Description of the task:
Where a line contains the word "Tiefe", copy that line.

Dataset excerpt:

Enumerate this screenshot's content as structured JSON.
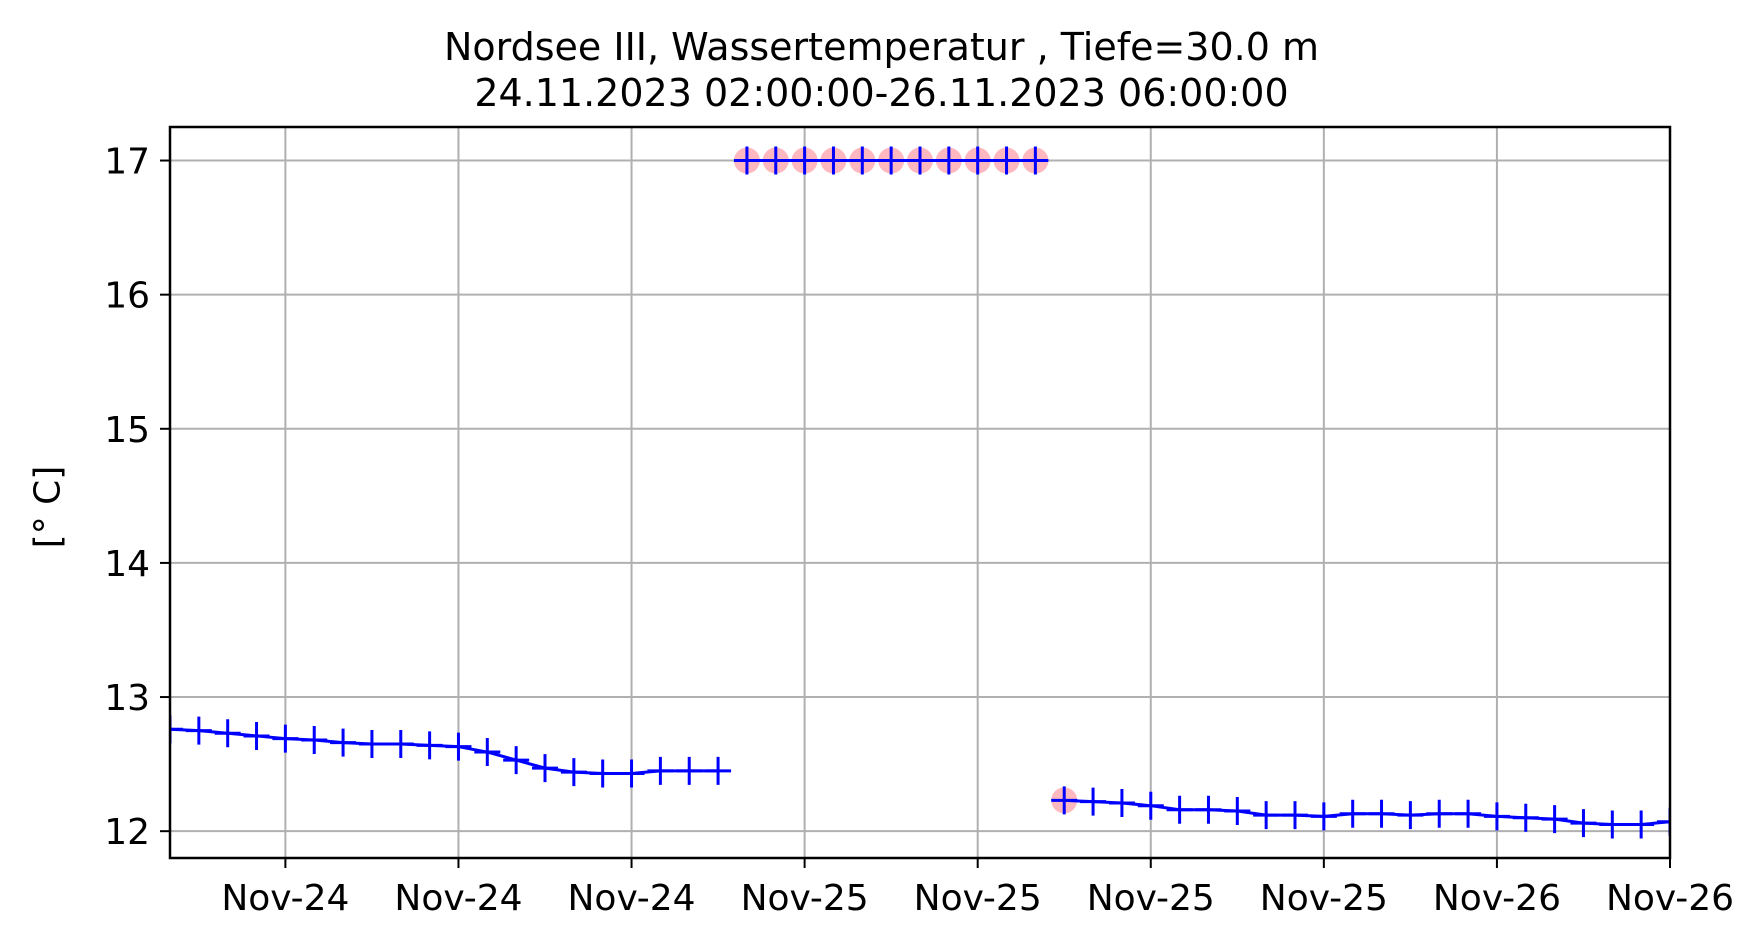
{
  "title": "Nordsee III, Wassertemperatur , Tiefe=30.0 m",
  "subtitle": "24.11.2023 02:00:00-26.11.2023 06:00:00",
  "ylabel": "[° C]",
  "chart_data": {
    "type": "line",
    "title": "Nordsee III, Wassertemperatur , Tiefe=30.0 m",
    "subtitle": "24.11.2023 02:00:00-26.11.2023 06:00:00",
    "xlabel": "",
    "ylabel": "[° C]",
    "xlim": [
      "2023-11-24 02:00",
      "2023-11-26 06:00"
    ],
    "ylim": [
      11.8,
      17.25
    ],
    "yticks": [
      12,
      13,
      14,
      15,
      16,
      17
    ],
    "xticks": [
      {
        "x": "2023-11-24 06:00",
        "label": "Nov-24"
      },
      {
        "x": "2023-11-24 12:00",
        "label": "Nov-24"
      },
      {
        "x": "2023-11-24 18:00",
        "label": "Nov-24"
      },
      {
        "x": "2023-11-25 00:00",
        "label": "Nov-25"
      },
      {
        "x": "2023-11-25 06:00",
        "label": "Nov-25"
      },
      {
        "x": "2023-11-25 12:00",
        "label": "Nov-25"
      },
      {
        "x": "2023-11-25 18:00",
        "label": "Nov-25"
      },
      {
        "x": "2023-11-26 00:00",
        "label": "Nov-26"
      },
      {
        "x": "2023-11-26 06:00",
        "label": "Nov-26"
      }
    ],
    "grid": true,
    "line_color": "#0000ff",
    "flag_color": "#ffb0b8",
    "series": [
      {
        "style": "line-with-plus-markers",
        "x": [
          "2023-11-24 02:00",
          "2023-11-24 03:00",
          "2023-11-24 04:00",
          "2023-11-24 05:00",
          "2023-11-24 06:00",
          "2023-11-24 07:00",
          "2023-11-24 08:00",
          "2023-11-24 09:00",
          "2023-11-24 10:00",
          "2023-11-24 11:00",
          "2023-11-24 12:00",
          "2023-11-24 13:00",
          "2023-11-24 14:00",
          "2023-11-24 15:00",
          "2023-11-24 16:00",
          "2023-11-24 17:00",
          "2023-11-24 18:00",
          "2023-11-24 19:00",
          "2023-11-24 20:00",
          "2023-11-24 21:00"
        ],
        "y": [
          12.76,
          12.75,
          12.73,
          12.71,
          12.69,
          12.68,
          12.66,
          12.65,
          12.65,
          12.64,
          12.63,
          12.59,
          12.53,
          12.47,
          12.44,
          12.43,
          12.43,
          12.45,
          12.45,
          12.45
        ]
      },
      {
        "style": "flagged-plus-markers",
        "x": [
          "2023-11-24 22:00",
          "2023-11-24 23:00",
          "2023-11-25 00:00",
          "2023-11-25 01:00",
          "2023-11-25 02:00",
          "2023-11-25 03:00",
          "2023-11-25 04:00",
          "2023-11-25 05:00",
          "2023-11-25 06:00",
          "2023-11-25 07:00",
          "2023-11-25 08:00"
        ],
        "y": [
          17.0,
          17.0,
          17.0,
          17.0,
          17.0,
          17.0,
          17.0,
          17.0,
          17.0,
          17.0,
          17.0
        ]
      },
      {
        "style": "line-with-plus-markers",
        "flagged_first": true,
        "x": [
          "2023-11-25 09:00",
          "2023-11-25 10:00",
          "2023-11-25 11:00",
          "2023-11-25 12:00",
          "2023-11-25 13:00",
          "2023-11-25 14:00",
          "2023-11-25 15:00",
          "2023-11-25 16:00",
          "2023-11-25 17:00",
          "2023-11-25 18:00",
          "2023-11-25 19:00",
          "2023-11-25 20:00",
          "2023-11-25 21:00",
          "2023-11-25 22:00",
          "2023-11-25 23:00",
          "2023-11-26 00:00",
          "2023-11-26 01:00",
          "2023-11-26 02:00",
          "2023-11-26 03:00",
          "2023-11-26 04:00",
          "2023-11-26 05:00",
          "2023-11-26 06:00"
        ],
        "y": [
          12.23,
          12.22,
          12.21,
          12.19,
          12.16,
          12.16,
          12.15,
          12.12,
          12.12,
          12.11,
          12.13,
          12.13,
          12.12,
          12.13,
          12.13,
          12.11,
          12.1,
          12.09,
          12.06,
          12.05,
          12.05,
          12.07
        ]
      }
    ]
  }
}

Written reply:
  "title": "Nordsee III, Wassertemperatur , Tiefe=30.0 m",
    "title": "Nordsee III, Wassertemperatur , Tiefe=30.0 m",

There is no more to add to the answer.